Check each line of the entries below for the string "description"; copy every line where it appears.
'''
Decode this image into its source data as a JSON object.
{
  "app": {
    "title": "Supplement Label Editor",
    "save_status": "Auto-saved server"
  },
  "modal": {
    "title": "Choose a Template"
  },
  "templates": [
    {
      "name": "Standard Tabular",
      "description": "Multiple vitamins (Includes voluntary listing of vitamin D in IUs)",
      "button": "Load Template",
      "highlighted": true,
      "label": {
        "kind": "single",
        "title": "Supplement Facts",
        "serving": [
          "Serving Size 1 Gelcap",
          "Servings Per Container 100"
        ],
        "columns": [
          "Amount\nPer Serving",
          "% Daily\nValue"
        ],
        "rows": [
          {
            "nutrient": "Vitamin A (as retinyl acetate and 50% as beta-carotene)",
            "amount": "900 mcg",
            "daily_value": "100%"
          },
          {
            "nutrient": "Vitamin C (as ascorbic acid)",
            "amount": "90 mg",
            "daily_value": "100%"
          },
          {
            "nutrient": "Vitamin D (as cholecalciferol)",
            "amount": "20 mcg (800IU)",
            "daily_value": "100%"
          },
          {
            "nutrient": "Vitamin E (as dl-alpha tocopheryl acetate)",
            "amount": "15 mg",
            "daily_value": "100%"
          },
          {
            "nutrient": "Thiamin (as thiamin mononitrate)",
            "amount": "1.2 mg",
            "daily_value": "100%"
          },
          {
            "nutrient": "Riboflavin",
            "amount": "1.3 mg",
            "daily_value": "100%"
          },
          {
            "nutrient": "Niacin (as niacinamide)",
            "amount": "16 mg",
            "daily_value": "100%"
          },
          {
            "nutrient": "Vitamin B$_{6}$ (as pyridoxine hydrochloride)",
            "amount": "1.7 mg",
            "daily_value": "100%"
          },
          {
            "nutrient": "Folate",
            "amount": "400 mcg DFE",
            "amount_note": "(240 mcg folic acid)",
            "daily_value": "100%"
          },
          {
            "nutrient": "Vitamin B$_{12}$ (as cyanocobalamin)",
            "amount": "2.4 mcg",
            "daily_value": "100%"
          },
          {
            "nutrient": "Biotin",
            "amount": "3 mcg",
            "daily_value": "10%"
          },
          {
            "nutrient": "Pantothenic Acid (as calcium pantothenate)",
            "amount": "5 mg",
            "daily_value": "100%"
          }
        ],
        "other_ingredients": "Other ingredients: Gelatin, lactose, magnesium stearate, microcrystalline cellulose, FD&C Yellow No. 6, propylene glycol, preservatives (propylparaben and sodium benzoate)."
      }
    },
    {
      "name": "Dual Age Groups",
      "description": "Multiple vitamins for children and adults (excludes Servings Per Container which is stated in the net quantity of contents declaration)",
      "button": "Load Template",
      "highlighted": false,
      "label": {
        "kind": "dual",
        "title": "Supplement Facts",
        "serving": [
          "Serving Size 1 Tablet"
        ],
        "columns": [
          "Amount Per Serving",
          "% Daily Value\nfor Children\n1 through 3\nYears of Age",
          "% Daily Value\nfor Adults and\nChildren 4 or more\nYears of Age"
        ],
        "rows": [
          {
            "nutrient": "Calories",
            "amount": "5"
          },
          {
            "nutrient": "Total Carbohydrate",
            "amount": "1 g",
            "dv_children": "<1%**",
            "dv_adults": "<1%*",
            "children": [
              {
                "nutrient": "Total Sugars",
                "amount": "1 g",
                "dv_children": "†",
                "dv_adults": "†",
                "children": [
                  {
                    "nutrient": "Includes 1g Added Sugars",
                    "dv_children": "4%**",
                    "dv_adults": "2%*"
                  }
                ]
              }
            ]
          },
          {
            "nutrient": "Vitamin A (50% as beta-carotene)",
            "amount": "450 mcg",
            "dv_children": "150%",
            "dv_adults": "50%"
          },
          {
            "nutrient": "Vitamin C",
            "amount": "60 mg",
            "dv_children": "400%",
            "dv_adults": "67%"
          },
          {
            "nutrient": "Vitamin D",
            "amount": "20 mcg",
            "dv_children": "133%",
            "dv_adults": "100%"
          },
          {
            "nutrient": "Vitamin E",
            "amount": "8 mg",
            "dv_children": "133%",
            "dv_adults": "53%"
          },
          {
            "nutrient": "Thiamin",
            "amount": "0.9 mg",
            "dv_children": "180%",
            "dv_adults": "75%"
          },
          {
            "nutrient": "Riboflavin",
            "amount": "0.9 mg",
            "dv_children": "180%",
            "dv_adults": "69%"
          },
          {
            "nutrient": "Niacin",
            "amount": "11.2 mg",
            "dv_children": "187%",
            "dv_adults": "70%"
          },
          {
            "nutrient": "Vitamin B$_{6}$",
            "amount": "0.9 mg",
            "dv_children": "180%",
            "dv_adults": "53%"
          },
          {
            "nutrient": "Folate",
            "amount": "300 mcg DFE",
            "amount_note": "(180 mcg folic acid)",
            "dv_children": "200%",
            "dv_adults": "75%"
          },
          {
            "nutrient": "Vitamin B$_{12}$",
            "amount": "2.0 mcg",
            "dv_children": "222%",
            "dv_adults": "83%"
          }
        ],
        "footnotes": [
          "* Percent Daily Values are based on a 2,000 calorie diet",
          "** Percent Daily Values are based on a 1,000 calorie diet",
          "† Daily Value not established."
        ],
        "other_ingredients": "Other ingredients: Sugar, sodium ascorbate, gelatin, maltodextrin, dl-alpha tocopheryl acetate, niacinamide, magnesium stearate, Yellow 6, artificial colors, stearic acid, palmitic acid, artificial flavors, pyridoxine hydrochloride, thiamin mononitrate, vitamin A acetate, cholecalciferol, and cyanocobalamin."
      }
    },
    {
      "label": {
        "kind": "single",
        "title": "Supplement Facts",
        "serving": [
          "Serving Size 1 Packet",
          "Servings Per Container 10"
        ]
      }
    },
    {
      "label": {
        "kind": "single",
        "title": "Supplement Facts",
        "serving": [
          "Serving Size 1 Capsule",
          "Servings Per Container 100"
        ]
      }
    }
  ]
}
'''
The completed task:
      "description": "Multiple vitamins (Includes voluntary listing of vitamin D in IUs)",
      "description": "Multiple vitamins for children and adults (excludes Servings Per Container which is stated in the net quantity of contents declaration)",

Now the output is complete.